## What to work on
Keep only the lines that hold the string "bylo", filtering out the rest of the entries below.

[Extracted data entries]
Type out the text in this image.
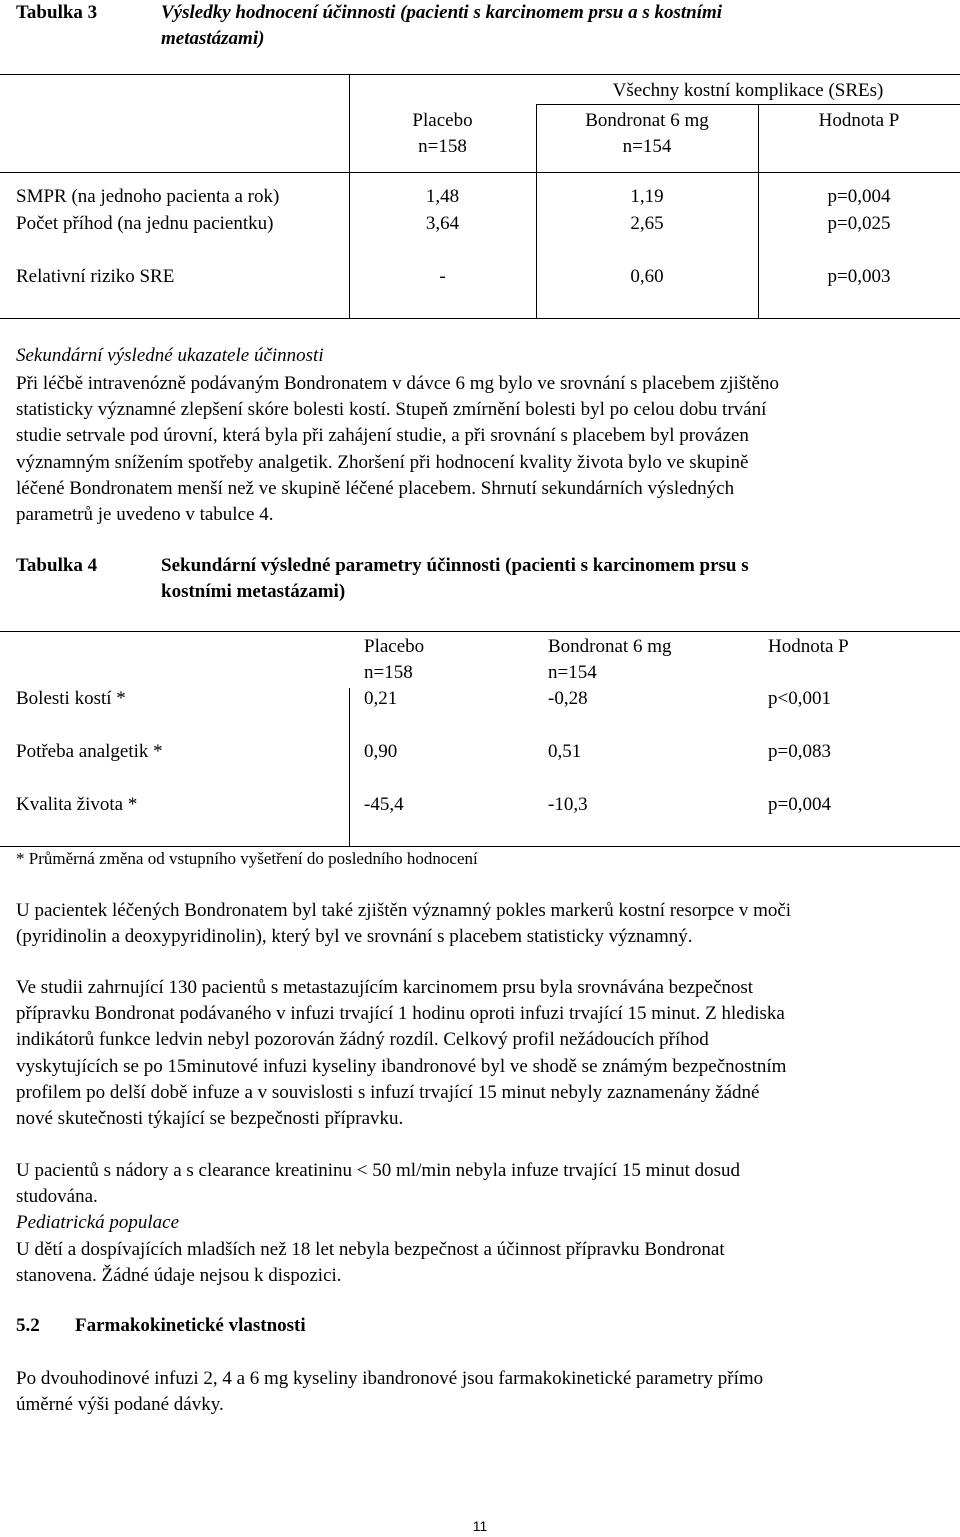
Tabulka 3	Výsledky hodnocení účinnosti (pacienti s karcinomem prsu a s kostními
metastázami)
Všechny kostní komplikace (SREs)
Placebo
n=158
Bondronat 6 mg
n=154
Hodnota P
SMPR (na jednoho pacienta a rok)	1,48	1,19	p=0,004
Počet příhod (na jednu pacientku)	3,64	2,65	p=0,025
Relativní riziko SRE	-	0,60	p=0,003
Sekundární výsledné ukazatele účinnosti
Při léčbě intravenózně podávaným Bondronatem v dávce 6 mg bylo ve srovnání s placebem zjištěno
statisticky významné zlepšení skóre bolesti kostí. Stupeň zmírnění bolesti byl po celou dobu trvání
studie setrvale pod úrovní, která byla při zahájení studie, a při srovnání s placebem byl provázen
významným snížením spotřeby analgetik. Zhoršení při hodnocení kvality života bylo ve skupině
léčené Bondronatem menší než ve skupině léčené placebem. Shrnutí sekundárních výsledných
parametrů je uvedeno v tabulce 4.
Tabulka 4	Sekundární výsledné parametry účinnosti (pacienti s karcinomem prsu s
kostními metastázami)
Placebo
n=158
Bondronat 6 mg
n=154
Hodnota P
Bolesti kostí *	0,21	-0,28	p<0,001
Potřeba analgetik *	0,90	0,51	p=0,083
Kvalita života *	-45,4	-10,3	p=0,004
* Průměrná změna od vstupního vyšetření do posledního hodnocení
U pacientek léčených Bondronatem byl také zjištěn významný pokles markerů kostní resorpce v moči
(pyridinolin a deoxypyridinolin), který byl ve srovnání s placebem statisticky významný.
Ve studii zahrnující 130 pacientů s metastazujícím karcinomem prsu byla srovnávána bezpečnost
přípravku Bondronat podávaného v infuzi trvající 1 hodinu oproti infuzi trvající 15 minut. Z hlediska
indikátorů funkce ledvin nebyl pozorován žádný rozdíl. Celkový profil nežádoucích příhod
vyskytujících se po 15minutové infuzi kyseliny ibandronové byl ve shodě se známým bezpečnostním
profilem po delší době infuze a v souvislosti s infuzí trvající 15 minut nebyly zaznamenány žádné
nové skutečnosti týkající se bezpečnosti přípravku.
U pacientů s nádory a s clearance kreatininu < 50 ml/min nebyla infuze trvající 15 minut dosud
studována.
Pediatrická populace
U dětí a dospívajících mladších než 18 let nebyla bezpečnost a účinnost přípravku Bondronat
stanovena. Žádné údaje nejsou k dispozici.
5.2 Farmakokinetické vlastnosti
Po dvouhodinové infuzi 2, 4 a 6 mg kyseliny ibandronové jsou farmakokinetické parametry přímo
úměrné výši podané dávky.
11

## Written reply
Při léčbě intravenózně podávaným Bondronatem v dávce 6 mg bylo ve srovnání s placebem zjištěno
významným snížením spotřeby analgetik. Zhoršení při hodnocení kvality života bylo ve skupině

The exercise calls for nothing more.